All of the records below should be output exactly.

Stored entries:
+ + + + +
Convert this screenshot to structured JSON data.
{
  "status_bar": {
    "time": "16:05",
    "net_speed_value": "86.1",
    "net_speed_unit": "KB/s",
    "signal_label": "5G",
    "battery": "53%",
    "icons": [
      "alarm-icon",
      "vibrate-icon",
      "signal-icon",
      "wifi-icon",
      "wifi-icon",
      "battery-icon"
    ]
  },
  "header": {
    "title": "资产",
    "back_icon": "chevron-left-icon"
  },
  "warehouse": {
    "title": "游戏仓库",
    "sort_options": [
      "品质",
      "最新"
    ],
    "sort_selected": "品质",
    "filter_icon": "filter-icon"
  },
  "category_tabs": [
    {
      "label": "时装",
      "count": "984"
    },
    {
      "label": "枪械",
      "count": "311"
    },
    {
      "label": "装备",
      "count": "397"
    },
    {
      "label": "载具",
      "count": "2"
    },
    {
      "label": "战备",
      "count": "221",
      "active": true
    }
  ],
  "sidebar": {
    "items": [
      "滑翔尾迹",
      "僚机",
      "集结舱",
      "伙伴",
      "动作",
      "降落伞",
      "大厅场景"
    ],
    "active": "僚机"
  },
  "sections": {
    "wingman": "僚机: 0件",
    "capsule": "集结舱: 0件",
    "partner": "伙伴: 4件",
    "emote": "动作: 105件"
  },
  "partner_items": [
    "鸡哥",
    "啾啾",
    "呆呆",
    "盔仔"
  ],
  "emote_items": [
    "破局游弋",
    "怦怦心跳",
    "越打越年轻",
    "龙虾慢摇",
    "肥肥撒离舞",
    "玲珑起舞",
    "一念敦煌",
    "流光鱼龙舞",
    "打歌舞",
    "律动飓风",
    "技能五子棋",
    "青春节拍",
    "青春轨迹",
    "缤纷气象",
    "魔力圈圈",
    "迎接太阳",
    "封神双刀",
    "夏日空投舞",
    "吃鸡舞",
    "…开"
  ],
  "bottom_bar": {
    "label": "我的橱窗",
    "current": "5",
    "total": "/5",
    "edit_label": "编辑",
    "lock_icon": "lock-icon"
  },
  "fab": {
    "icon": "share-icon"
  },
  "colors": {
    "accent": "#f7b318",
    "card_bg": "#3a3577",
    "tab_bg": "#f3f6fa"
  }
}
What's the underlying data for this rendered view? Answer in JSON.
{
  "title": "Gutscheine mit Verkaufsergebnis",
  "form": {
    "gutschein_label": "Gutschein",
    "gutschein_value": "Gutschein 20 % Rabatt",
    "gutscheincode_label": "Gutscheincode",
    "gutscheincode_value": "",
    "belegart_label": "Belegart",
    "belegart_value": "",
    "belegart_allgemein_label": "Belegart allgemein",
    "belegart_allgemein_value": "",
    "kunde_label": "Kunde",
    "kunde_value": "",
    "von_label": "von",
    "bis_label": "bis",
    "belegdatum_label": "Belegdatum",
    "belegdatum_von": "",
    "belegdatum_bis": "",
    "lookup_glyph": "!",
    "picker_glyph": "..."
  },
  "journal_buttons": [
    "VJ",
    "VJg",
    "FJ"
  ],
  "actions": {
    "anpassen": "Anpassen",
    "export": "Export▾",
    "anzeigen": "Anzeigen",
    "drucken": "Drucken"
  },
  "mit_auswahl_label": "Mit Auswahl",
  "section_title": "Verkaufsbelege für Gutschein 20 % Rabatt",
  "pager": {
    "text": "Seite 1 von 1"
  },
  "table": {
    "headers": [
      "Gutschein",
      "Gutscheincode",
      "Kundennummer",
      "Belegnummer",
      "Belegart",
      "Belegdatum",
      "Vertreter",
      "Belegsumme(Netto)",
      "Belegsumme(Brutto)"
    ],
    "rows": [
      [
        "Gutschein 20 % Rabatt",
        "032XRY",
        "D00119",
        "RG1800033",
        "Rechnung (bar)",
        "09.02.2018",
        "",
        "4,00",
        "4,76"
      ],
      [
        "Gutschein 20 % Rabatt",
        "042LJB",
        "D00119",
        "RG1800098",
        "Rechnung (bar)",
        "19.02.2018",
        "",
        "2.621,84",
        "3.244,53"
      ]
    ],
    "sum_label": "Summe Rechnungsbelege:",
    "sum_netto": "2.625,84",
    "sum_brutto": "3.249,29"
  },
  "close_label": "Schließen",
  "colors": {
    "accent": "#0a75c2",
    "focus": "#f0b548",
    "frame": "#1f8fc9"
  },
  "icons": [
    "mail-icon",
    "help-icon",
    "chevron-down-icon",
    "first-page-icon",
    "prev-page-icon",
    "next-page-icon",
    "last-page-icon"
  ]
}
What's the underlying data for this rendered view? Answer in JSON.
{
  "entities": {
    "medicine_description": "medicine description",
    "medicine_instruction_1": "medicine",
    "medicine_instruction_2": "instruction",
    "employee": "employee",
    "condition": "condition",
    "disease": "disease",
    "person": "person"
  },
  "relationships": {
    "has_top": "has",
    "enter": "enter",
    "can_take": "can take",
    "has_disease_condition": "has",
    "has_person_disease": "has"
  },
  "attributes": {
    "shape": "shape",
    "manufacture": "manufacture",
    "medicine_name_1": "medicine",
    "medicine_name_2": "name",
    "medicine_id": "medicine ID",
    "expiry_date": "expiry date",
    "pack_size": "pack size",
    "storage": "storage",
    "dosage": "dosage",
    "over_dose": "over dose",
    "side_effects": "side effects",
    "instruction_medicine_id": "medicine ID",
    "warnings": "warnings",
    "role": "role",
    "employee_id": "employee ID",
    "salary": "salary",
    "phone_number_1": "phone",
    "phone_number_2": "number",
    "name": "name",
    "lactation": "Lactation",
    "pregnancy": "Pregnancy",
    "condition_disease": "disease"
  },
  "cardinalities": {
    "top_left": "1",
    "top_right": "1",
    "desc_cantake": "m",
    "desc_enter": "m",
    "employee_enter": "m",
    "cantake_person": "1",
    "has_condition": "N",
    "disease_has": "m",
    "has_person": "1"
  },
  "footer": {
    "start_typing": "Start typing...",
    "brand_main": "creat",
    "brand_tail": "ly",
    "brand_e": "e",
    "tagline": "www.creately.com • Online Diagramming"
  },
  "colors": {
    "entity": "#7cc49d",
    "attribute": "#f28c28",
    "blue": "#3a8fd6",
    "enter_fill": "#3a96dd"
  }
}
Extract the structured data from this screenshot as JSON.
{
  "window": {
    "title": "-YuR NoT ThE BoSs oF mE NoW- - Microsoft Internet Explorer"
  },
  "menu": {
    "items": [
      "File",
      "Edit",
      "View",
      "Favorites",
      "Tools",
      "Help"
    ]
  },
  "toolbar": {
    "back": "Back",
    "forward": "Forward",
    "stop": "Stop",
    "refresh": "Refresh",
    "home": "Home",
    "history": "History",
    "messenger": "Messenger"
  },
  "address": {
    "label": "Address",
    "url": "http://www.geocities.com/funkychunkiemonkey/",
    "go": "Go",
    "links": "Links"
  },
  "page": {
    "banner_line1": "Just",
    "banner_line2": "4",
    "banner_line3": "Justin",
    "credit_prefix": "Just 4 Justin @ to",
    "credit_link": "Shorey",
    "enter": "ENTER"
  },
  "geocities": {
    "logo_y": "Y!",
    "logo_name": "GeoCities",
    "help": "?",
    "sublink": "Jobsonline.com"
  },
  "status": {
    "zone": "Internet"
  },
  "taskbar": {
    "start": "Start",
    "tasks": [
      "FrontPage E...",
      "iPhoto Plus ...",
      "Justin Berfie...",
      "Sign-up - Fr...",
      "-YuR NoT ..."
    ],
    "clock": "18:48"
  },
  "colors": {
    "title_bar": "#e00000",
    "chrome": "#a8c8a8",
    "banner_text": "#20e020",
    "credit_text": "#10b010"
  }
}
+ + + + +
Result:
Convert this screenshot to structured JSON data.
{
  "status_bar": {
    "time": "16:05",
    "net_speed_value": "86.1",
    "net_speed_unit": "KB/s",
    "signal_label": "5G",
    "battery": "53%",
    "icons": [
      "alarm-icon",
      "vibrate-icon",
      "signal-icon",
      "wifi-icon",
      "wifi-icon",
      "battery-icon"
    ]
  },
  "header": {
    "title": "资产",
    "back_icon": "chevron-left-icon"
  },
  "warehouse": {
    "title": "游戏仓库",
    "sort_options": [
      "品质",
      "最新"
    ],
    "sort_selected": "品质",
    "filter_icon": "filter-icon"
  },
  "category_tabs": [
    {
      "label": "时装",
      "count": "984"
    },
    {
      "label": "枪械",
      "count": "311"
    },
    {
      "label": "装备",
      "count": "397"
    },
    {
      "label": "载具",
      "count": "2"
    },
    {
      "label": "战备",
      "count": "221",
      "active": true
    }
  ],
  "sidebar": {
    "items": [
      "滑翔尾迹",
      "僚机",
      "集结舱",
      "伙伴",
      "动作",
      "降落伞",
      "大厅场景"
    ],
    "active": "僚机"
  },
  "sections": {
    "wingman": "僚机: 0件",
    "capsule": "集结舱: 0件",
    "partner": "伙伴: 4件",
    "emote": "动作: 105件"
  },
  "partner_items": [
    "鸡哥",
    "啾啾",
    "呆呆",
    "盔仔"
  ],
  "emote_items": [
    "破局游弋",
    "怦怦心跳",
    "越打越年轻",
    "龙虾慢摇",
    "肥肥撒离舞",
    "玲珑起舞",
    "一念敦煌",
    "流光鱼龙舞",
    "打歌舞",
    "律动飓风",
    "技能五子棋",
    "青春节拍",
    "青春轨迹",
    "缤纷气象",
    "魔力圈圈",
    "迎接太阳",
    "封神双刀",
    "夏日空投舞",
    "吃鸡舞",
    "…开"
  ],
  "bottom_bar": {
    "label": "我的橱窗",
    "current": "5",
    "total": "/5",
    "edit_label": "编辑",
    "lock_icon": "lock-icon"
  },
  "fab": {
    "icon": "share-icon"
  },
  "colors": {
    "accent": "#f7b318",
    "card_bg": "#3a3577",
    "tab_bg": "#f3f6fa"
  }
}
What's the underlying data for this rendered view? Answer in JSON.
{
  "title": "Gutscheine mit Verkaufsergebnis",
  "form": {
    "gutschein_label": "Gutschein",
    "gutschein_value": "Gutschein 20 % Rabatt",
    "gutscheincode_label": "Gutscheincode",
    "gutscheincode_value": "",
    "belegart_label": "Belegart",
    "belegart_value": "",
    "belegart_allgemein_label": "Belegart allgemein",
    "belegart_allgemein_value": "",
    "kunde_label": "Kunde",
    "kunde_value": "",
    "von_label": "von",
    "bis_label": "bis",
    "belegdatum_label": "Belegdatum",
    "belegdatum_von": "",
    "belegdatum_bis": "",
    "lookup_glyph": "!",
    "picker_glyph": "..."
  },
  "journal_buttons": [
    "VJ",
    "VJg",
    "FJ"
  ],
  "actions": {
    "anpassen": "Anpassen",
    "export": "Export▾",
    "anzeigen": "Anzeigen",
    "drucken": "Drucken"
  },
  "mit_auswahl_label": "Mit Auswahl",
  "section_title": "Verkaufsbelege für Gutschein 20 % Rabatt",
  "pager": {
    "text": "Seite 1 von 1"
  },
  "table": {
    "headers": [
      "Gutschein",
      "Gutscheincode",
      "Kundennummer",
      "Belegnummer",
      "Belegart",
      "Belegdatum",
      "Vertreter",
      "Belegsumme(Netto)",
      "Belegsumme(Brutto)"
    ],
    "rows": [
      [
        "Gutschein 20 % Rabatt",
        "032XRY",
        "D00119",
        "RG1800033",
        "Rechnung (bar)",
        "09.02.2018",
        "",
        "4,00",
        "4,76"
      ],
      [
        "Gutschein 20 % Rabatt",
        "042LJB",
        "D00119",
        "RG1800098",
        "Rechnung (bar)",
        "19.02.2018",
        "",
        "2.621,84",
        "3.244,53"
      ]
    ],
    "sum_label": "Summe Rechnungsbelege:",
    "sum_netto": "2.625,84",
    "sum_brutto": "3.249,29"
  },
  "close_label": "Schließen",
  "colors": {
    "accent": "#0a75c2",
    "focus": "#f0b548",
    "frame": "#1f8fc9"
  },
  "icons": [
    "mail-icon",
    "help-icon",
    "chevron-down-icon",
    "first-page-icon",
    "prev-page-icon",
    "next-page-icon",
    "last-page-icon"
  ]
}
What's the underlying data for this rendered view? Answer in JSON.
{
  "entities": {
    "medicine_description": "medicine description",
    "medicine_instruction_1": "medicine",
    "medicine_instruction_2": "instruction",
    "employee": "employee",
    "condition": "condition",
    "disease": "disease",
    "person": "person"
  },
  "relationships": {
    "has_top": "has",
    "enter": "enter",
    "can_take": "can take",
    "has_disease_condition": "has",
    "has_person_disease": "has"
  },
  "attributes": {
    "shape": "shape",
    "manufacture": "manufacture",
    "medicine_name_1": "medicine",
    "medicine_name_2": "name",
    "medicine_id": "medicine ID",
    "expiry_date": "expiry date",
    "pack_size": "pack size",
    "storage": "storage",
    "dosage": "dosage",
    "over_dose": "over dose",
    "side_effects": "side effects",
    "instruction_medicine_id": "medicine ID",
    "warnings": "warnings",
    "role": "role",
    "employee_id": "employee ID",
    "salary": "salary",
    "phone_number_1": "phone",
    "phone_number_2": "number",
    "name": "name",
    "lactation": "Lactation",
    "pregnancy": "Pregnancy",
    "condition_disease": "disease"
  },
  "cardinalities": {
    "top_left": "1",
    "top_right": "1",
    "desc_cantake": "m",
    "desc_enter": "m",
    "employee_enter": "m",
    "cantake_person": "1",
    "has_condition": "N",
    "disease_has": "m",
    "has_person": "1"
  },
  "footer": {
    "start_typing": "Start typing...",
    "brand_main": "creat",
    "brand_tail": "ly",
    "brand_e": "e",
    "tagline": "www.creately.com • Online Diagramming"
  },
  "colors": {
    "entity": "#7cc49d",
    "attribute": "#f28c28",
    "blue": "#3a8fd6",
    "enter_fill": "#3a96dd"
  }
}
Extract the structured data from this screenshot as JSON.
{
  "window": {
    "title": "-YuR NoT ThE BoSs oF mE NoW- - Microsoft Internet Explorer"
  },
  "menu": {
    "items": [
      "File",
      "Edit",
      "View",
      "Favorites",
      "Tools",
      "Help"
    ]
  },
  "toolbar": {
    "back": "Back",
    "forward": "Forward",
    "stop": "Stop",
    "refresh": "Refresh",
    "home": "Home",
    "history": "History",
    "messenger": "Messenger"
  },
  "address": {
    "label": "Address",
    "url": "http://www.geocities.com/funkychunkiemonkey/",
    "go": "Go",
    "links": "Links"
  },
  "page": {
    "banner_line1": "Just",
    "banner_line2": "4",
    "banner_line3": "Justin",
    "credit_prefix": "Just 4 Justin @ to",
    "credit_link": "Shorey",
    "enter": "ENTER"
  },
  "geocities": {
    "logo_y": "Y!",
    "logo_name": "GeoCities",
    "help": "?",
    "sublink": "Jobsonline.com"
  },
  "status": {
    "zone": "Internet"
  },
  "taskbar": {
    "start": "Start",
    "tasks": [
      "FrontPage E...",
      "iPhoto Plus ...",
      "Justin Berfie...",
      "Sign-up - Fr...",
      "-YuR NoT ..."
    ],
    "clock": "18:48"
  },
  "colors": {
    "title_bar": "#e00000",
    "chrome": "#a8c8a8",
    "banner_text": "#20e020",
    "credit_text": "#10b010"
  }
}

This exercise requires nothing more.